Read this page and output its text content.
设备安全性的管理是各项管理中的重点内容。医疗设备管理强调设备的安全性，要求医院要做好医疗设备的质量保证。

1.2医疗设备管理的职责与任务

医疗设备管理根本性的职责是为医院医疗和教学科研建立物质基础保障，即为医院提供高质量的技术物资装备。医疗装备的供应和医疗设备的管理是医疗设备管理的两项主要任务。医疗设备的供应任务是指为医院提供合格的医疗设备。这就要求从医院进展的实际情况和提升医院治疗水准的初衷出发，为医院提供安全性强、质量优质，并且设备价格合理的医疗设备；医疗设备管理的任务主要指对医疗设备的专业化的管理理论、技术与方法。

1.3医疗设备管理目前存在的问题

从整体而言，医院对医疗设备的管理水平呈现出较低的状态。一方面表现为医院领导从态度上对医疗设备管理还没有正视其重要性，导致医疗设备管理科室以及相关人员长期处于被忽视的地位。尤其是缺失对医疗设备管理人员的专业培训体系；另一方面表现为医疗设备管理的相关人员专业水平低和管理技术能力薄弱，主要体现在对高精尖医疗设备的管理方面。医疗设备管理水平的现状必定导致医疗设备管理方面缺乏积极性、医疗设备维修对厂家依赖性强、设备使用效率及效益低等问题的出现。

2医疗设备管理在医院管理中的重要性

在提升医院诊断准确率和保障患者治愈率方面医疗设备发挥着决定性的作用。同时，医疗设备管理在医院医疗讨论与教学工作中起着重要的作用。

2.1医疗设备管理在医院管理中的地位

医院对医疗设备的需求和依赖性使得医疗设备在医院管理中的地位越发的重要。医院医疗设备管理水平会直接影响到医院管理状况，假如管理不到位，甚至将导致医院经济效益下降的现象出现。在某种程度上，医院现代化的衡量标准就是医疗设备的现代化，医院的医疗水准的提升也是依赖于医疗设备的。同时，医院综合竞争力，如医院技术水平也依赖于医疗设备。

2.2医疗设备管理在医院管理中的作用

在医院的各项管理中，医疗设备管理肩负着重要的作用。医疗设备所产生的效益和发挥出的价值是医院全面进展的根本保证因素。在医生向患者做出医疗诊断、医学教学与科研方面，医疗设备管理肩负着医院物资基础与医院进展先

-.-.-

§ **Instructions for the task**:
Copy all the records above precisely.

§ **Response to the exercise**:
Read this page and output its text content.
设备安全性的管理是各项管理中的重点内容。医疗设备管理强调设备的安全性，要求医院要做好医疗设备的质量保证。

1.2医疗设备管理的职责与任务

医疗设备管理根本性的职责是为医院医疗和教学科研建立物质基础保障，即为医院提供高质量的技术物资装备。医疗装备的供应和医疗设备的管理是医疗设备管理的两项主要任务。医疗设备的供应任务是指为医院提供合格的医疗设备。这就要求从医院进展的实际情况和提升医院治疗水准的初衷出发，为医院提供安全性强、质量优质，并且设备价格合理的医疗设备；医疗设备管理的任务主要指对医疗设备的专业化的管理理论、技术与方法。

1.3医疗设备管理目前存在的问题

从整体而言，医院对医疗设备的管理水平呈现出较低的状态。一方面表现为医院领导从态度上对医疗设备管理还没有正视其重要性，导致医疗设备管理科室以及相关人员长期处于被忽视的地位。尤其是缺失对医疗设备管理人员的专业培训体系；另一方面表现为医疗设备管理的相关人员专业水平低和管理技术能力薄弱，主要体现在对高精尖医疗设备的管理方面。医疗设备管理水平的现状必定导致医疗设备管理方面缺乏积极性、医疗设备维修对厂家依赖性强、设备使用效率及效益低等问题的出现。

2医疗设备管理在医院管理中的重要性

在提升医院诊断准确率和保障患者治愈率方面医疗设备发挥着决定性的作用。同时，医疗设备管理在医院医疗讨论与教学工作中起着重要的作用。

2.1医疗设备管理在医院管理中的地位

医院对医疗设备的需求和依赖性使得医疗设备在医院管理中的地位越发的重要。医院医疗设备管理水平会直接影响到医院管理状况，假如管理不到位，甚至将导致医院经济效益下降的现象出现。在某种程度上，医院现代化的衡量标准就是医疗设备的现代化，医院的医疗水准的提升也是依赖于医疗设备的。同时，医院综合竞争力，如医院技术水平也依赖于医疗设备。

2.2医疗设备管理在医院管理中的作用

在医院的各项管理中，医疗设备管理肩负着重要的作用。医疗设备所产生的效益和发挥出的价值是医院全面进展的根本保证因素。在医生向患者做出医疗诊断、医学教学与科研方面，医疗设备管理肩负着医院物资基础与医院进展先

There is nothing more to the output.